Stored data:
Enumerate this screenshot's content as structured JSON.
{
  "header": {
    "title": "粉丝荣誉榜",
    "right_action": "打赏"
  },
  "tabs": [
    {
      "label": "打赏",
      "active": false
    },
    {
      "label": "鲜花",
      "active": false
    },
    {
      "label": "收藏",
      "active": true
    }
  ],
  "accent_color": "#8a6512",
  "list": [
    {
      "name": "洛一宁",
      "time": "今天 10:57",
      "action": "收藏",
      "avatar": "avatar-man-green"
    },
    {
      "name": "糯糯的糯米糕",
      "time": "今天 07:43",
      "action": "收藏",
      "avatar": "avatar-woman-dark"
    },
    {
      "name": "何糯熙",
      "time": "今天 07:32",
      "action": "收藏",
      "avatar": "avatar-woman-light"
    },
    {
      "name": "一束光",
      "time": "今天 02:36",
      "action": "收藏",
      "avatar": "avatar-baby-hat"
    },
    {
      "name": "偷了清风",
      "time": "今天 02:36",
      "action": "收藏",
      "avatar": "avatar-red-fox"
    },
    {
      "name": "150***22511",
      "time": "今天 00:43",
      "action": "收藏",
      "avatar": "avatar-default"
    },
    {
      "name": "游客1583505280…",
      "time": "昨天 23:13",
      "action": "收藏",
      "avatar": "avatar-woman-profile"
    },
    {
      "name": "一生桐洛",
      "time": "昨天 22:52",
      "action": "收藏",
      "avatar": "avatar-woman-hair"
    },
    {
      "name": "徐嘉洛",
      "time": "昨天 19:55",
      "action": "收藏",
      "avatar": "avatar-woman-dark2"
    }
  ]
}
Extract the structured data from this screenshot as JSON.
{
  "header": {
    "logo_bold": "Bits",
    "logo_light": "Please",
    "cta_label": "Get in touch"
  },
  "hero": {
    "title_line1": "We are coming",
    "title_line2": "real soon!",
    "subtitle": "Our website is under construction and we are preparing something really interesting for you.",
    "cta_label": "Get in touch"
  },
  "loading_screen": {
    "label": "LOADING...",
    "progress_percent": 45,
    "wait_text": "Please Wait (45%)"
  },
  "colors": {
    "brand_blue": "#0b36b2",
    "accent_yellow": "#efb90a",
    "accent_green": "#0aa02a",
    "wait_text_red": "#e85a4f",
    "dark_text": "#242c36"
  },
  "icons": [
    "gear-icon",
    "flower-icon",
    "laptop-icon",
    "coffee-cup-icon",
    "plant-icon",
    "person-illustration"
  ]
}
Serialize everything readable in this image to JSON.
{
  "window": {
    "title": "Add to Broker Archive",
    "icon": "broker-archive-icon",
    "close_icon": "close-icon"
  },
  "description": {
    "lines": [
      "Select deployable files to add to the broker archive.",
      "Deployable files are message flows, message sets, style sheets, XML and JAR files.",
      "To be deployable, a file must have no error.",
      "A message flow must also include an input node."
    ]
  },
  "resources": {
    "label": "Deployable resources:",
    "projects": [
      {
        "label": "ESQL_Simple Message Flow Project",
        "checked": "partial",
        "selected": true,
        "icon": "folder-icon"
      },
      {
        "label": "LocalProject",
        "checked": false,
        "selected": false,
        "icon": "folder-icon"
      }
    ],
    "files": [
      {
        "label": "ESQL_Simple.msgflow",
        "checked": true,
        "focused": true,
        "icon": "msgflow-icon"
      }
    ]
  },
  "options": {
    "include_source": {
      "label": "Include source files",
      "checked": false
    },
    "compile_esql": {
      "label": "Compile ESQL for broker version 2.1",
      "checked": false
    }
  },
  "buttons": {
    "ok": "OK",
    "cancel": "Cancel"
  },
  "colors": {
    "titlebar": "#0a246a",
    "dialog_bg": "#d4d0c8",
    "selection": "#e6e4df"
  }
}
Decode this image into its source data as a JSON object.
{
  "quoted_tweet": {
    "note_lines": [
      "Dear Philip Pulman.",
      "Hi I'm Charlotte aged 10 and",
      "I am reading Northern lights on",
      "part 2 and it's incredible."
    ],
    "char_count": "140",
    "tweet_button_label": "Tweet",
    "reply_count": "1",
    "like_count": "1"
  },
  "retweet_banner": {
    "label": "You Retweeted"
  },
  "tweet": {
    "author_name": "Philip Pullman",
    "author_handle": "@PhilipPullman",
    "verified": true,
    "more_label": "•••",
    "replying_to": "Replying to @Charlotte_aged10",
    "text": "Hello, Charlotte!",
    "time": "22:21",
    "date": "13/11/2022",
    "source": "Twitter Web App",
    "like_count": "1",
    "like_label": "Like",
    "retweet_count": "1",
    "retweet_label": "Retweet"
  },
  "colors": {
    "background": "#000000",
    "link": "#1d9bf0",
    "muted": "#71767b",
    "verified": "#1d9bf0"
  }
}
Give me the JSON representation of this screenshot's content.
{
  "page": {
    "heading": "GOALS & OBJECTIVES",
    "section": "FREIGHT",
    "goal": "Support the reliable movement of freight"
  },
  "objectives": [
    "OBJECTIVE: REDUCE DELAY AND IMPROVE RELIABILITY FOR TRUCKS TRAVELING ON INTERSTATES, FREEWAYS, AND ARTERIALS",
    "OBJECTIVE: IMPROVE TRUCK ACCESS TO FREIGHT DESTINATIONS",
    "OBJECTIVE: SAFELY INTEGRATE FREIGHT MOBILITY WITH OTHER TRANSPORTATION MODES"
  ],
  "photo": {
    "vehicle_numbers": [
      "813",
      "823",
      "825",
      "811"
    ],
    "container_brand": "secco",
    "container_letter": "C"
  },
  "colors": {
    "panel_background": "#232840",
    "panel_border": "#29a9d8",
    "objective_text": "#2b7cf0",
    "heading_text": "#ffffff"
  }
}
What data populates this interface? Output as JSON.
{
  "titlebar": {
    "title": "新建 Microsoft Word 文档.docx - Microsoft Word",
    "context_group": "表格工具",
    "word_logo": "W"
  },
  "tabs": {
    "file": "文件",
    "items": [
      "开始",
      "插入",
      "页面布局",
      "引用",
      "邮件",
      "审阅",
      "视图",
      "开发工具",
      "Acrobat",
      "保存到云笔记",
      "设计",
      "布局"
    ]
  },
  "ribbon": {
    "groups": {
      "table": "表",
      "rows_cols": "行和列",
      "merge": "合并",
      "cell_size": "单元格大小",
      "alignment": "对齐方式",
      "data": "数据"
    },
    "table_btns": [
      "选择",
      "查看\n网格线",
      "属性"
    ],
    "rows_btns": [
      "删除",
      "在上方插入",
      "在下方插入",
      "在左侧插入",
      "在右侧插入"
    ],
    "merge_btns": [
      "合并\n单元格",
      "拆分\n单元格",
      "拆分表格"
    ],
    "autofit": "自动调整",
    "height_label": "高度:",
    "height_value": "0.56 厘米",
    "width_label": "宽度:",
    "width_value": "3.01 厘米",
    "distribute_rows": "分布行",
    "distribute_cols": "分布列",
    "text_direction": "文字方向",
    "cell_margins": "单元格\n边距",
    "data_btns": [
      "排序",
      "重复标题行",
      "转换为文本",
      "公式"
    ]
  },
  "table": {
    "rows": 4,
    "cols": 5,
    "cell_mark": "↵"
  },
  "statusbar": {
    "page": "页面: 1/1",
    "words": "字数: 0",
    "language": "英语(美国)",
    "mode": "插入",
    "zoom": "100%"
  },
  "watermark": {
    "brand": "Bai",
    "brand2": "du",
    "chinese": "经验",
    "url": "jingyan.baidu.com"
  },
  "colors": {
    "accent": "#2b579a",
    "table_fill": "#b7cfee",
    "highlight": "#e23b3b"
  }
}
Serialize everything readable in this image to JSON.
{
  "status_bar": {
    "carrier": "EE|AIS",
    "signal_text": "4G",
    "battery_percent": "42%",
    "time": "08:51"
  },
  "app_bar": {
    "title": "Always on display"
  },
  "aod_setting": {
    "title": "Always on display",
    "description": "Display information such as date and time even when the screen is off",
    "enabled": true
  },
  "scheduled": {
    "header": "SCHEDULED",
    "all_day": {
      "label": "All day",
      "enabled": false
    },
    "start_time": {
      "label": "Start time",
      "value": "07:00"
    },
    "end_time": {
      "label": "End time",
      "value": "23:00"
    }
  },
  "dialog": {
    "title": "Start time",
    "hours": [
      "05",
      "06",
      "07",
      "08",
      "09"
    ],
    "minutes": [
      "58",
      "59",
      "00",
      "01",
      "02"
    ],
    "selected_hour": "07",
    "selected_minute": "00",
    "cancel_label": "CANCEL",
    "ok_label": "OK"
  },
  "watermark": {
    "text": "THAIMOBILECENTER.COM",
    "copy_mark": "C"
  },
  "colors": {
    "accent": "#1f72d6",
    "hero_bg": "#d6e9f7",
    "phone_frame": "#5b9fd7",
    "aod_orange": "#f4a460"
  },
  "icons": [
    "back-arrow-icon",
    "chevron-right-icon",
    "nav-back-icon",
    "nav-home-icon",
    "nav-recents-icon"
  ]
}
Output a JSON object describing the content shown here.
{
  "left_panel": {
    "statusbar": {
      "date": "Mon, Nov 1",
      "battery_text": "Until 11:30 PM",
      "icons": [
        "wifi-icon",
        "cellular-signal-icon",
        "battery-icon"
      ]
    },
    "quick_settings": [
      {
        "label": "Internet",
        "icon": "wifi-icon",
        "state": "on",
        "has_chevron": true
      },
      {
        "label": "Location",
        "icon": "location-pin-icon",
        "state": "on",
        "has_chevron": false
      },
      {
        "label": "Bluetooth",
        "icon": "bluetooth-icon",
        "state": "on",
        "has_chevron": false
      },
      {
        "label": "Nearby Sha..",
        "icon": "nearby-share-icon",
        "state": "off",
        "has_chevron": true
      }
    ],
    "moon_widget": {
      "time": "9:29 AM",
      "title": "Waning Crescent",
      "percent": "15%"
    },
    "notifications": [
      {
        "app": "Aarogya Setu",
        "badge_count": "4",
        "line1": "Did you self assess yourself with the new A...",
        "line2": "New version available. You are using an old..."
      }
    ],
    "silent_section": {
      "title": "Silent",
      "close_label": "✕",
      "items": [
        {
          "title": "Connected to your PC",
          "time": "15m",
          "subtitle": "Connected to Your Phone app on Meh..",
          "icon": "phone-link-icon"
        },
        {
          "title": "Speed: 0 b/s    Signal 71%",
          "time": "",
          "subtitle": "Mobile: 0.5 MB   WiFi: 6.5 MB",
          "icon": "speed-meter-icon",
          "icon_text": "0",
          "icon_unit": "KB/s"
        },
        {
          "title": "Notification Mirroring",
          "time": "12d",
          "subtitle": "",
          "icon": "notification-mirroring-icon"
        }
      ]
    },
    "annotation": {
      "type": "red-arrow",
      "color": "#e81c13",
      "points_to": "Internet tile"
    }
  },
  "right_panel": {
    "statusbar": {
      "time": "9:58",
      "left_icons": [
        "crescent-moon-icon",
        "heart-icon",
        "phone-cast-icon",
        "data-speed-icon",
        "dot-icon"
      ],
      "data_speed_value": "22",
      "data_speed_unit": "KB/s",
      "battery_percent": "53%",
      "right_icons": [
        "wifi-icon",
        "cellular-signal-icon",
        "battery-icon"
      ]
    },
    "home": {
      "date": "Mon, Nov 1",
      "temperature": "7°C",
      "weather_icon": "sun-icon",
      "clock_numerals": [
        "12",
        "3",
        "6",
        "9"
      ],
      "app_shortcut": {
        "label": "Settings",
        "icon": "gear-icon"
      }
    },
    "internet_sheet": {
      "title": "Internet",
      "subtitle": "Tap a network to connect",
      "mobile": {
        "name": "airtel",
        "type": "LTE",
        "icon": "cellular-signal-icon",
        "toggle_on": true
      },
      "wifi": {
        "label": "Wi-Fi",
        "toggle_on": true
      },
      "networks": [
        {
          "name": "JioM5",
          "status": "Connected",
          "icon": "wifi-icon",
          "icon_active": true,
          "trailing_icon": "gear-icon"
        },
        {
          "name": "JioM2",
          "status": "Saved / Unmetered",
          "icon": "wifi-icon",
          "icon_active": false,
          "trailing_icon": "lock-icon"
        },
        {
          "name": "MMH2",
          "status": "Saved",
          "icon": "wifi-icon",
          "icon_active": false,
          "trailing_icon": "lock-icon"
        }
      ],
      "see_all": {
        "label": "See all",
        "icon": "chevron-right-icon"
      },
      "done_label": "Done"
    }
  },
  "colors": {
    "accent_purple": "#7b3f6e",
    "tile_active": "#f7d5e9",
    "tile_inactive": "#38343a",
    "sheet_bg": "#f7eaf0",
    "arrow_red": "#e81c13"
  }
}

* **WRITTEN EXERCISE**
Gather each line from the entries above that includes the word "woman".

* **SOLUTION FOR THIS PROBLEM**
      "avatar": "avatar-woman-dark"
      "avatar": "avatar-woman-light"
      "avatar": "avatar-woman-profile"
      "avatar": "avatar-woman-hair"
      "avatar": "avatar-woman-dark2"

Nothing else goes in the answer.